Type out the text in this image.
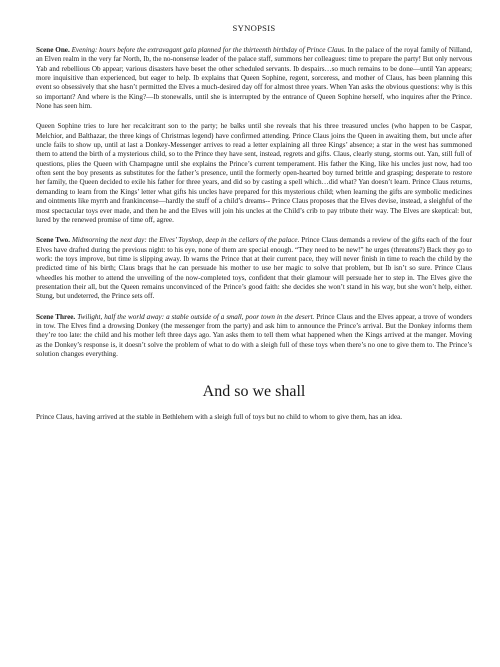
SYNOPSIS

Scene One. Evening: hours before the extravagant gala planned for the thirteenth birthday of Prince Claus. In the palace of the royal family of Nilland, an Elven realm in the very far North, Ib, the no-nonsense leader of the palace staff, summons her colleagues: time to prepare the party! But only nervous Yab and rebellious Ob appear; various disasters have beset the other scheduled servants. Ib despairs…so much remains to be done—until Yan appears; more inquisitive than experienced, but eager to help. Ib explains that Queen Sophine, regent, sorceress, and mother of Claus, has been planning this event so obsessively that she hasn’t permitted the Elves a much-desired day off for almost three years. When Yan asks the obvious questions: why is this so important? And where is the King?—Ib stonewalls, until she is interrupted by the entrance of Queen Sophine herself, who inquires after the Prince. None has seen him.

Queen Sophine tries to lure her recalcitrant son to the party; he balks until she reveals that his three treasured uncles (who happen to be Caspar, Melchior, and Balthazar, the three kings of Christmas legend) have confirmed attending. Prince Claus joins the Queen in awaiting them, but uncle after uncle fails to show up, until at last a Donkey-Messenger arrives to read a letter explaining all three Kings’ absence; a star in the west has summoned them to attend the birth of a mysterious child, so to the Prince they have sent, instead, regrets and gifts. Claus, clearly stung, storms out. Yan, still full of questions, plies the Queen with Champagne until she explains the Prince’s current temperament. His father the King, like his uncles just now, had too often sent the boy presents as substitutes for the father’s presence, until the formerly open-hearted boy turned brittle and grasping; desperate to restore her family, the Queen decided to exile his father for three years, and did so by casting a spell which…did what? Yan doesn’t learn. Prince Claus returns, demanding to learn from the Kings’ letter what gifts his uncles have prepared for this mysterious child; when learning the gifts are symbolic medicines and ointments like myrrh and frankincense—hardly the stuff of a child’s dreams-- Prince Claus proposes that the Elves devise, instead, a sleighful of the most spectacular toys ever made, and then he and the Elves will join his uncles at the Child’s crib to pay tribute their way. The Elves are skeptical: but, lured by the renewed promise of time off, agree.

Scene Two. Midmorning the next day: the Elves’ Toyshop, deep in the cellars of the palace. Prince Claus demands a review of the gifts each of the four Elves have drafted during the previous night: to his eye, none of them are special enough. “They need to be new!” he urges (threatens?) Back they go to work: the toys improve, but time is slipping away. Ib warns the Prince that at their current pace, they will never finish in time to reach the child by the predicted time of his birth; Claus brags that he can persuade his mother to use her magic to solve that problem, but Ib isn’t so sure. Prince Claus wheedles his mother to attend the unveiling of the now-completed toys, confident that their glamour will persuade her to step in. The Elves give the presentation their all, but the Queen remains unconvinced of the Prince’s good faith: she decides she won’t stand in his way, but she won’t help, either. Stung, but undeterred, the Prince sets off.

Scene Three. Twilight, half the world away: a stable outside of a small, poor town in the desert. Prince Claus and the Elves appear, a trove of wonders in tow. The Elves find a drowsing Donkey (the messenger from the party) and ask him to announce the Prince’s arrival. But the Donkey informs them they’re too late: the child and his mother left three days ago. Yan asks them to tell them what happened when the Kings arrived at the manger. Moving as the Donkey’s response is, it doesn’t solve the problem of what to do with a sleigh full of these toys when there’s no one to give them to. The Prince’s solution changes everything.

And so we shall

Prince Claus, having arrived at the stable in Bethlehem with a sleigh full of toys but no child to whom to give them, has an idea.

***

**DIRECTIVE:**
Find the word "problem" in the records and pull out each line that has it.

**COMPLETED TASK:**
Scene Two. Midmorning the next day: the Elves’ Toyshop, deep in the cellars of the palace. Prince Claus demands a review of the gifts each of the four Elves have drafted during the previous night: to his eye, none of them are special enough. “They need to be new!” he urges (threatens?) Back they go to work: the toys improve, but time is slipping away. Ib warns the Prince that at their current pace, they will never finish in time to reach the child by the predicted time of his birth; Claus brags that he can persuade his mother to use her magic to solve that problem, but Ib isn’t so sure. Prince Claus wheedles his mother to attend the unveiling of the now-completed toys, confident that their glamour will persuade her to step in. The Elves give the presentation their all, but the Queen remains unconvinced of the Prince’s good faith: she decides she won’t stand in his way, but she won’t help, either. Stung, but undeterred, the Prince sets off.
Scene Three. Twilight, half the world away: a stable outside of a small, poor town in the desert. Prince Claus and the Elves appear, a trove of wonders in tow. The Elves find a drowsing Donkey (the messenger from the party) and ask him to announce the Prince’s arrival. But the Donkey informs them they’re too late: the child and his mother left three days ago. Yan asks them to tell them what happened when the Kings arrived at the manger. Moving as the Donkey’s response is, it doesn’t solve the problem of what to do with a sleigh full of these toys when there’s no one to give them to. The Prince’s solution changes everything.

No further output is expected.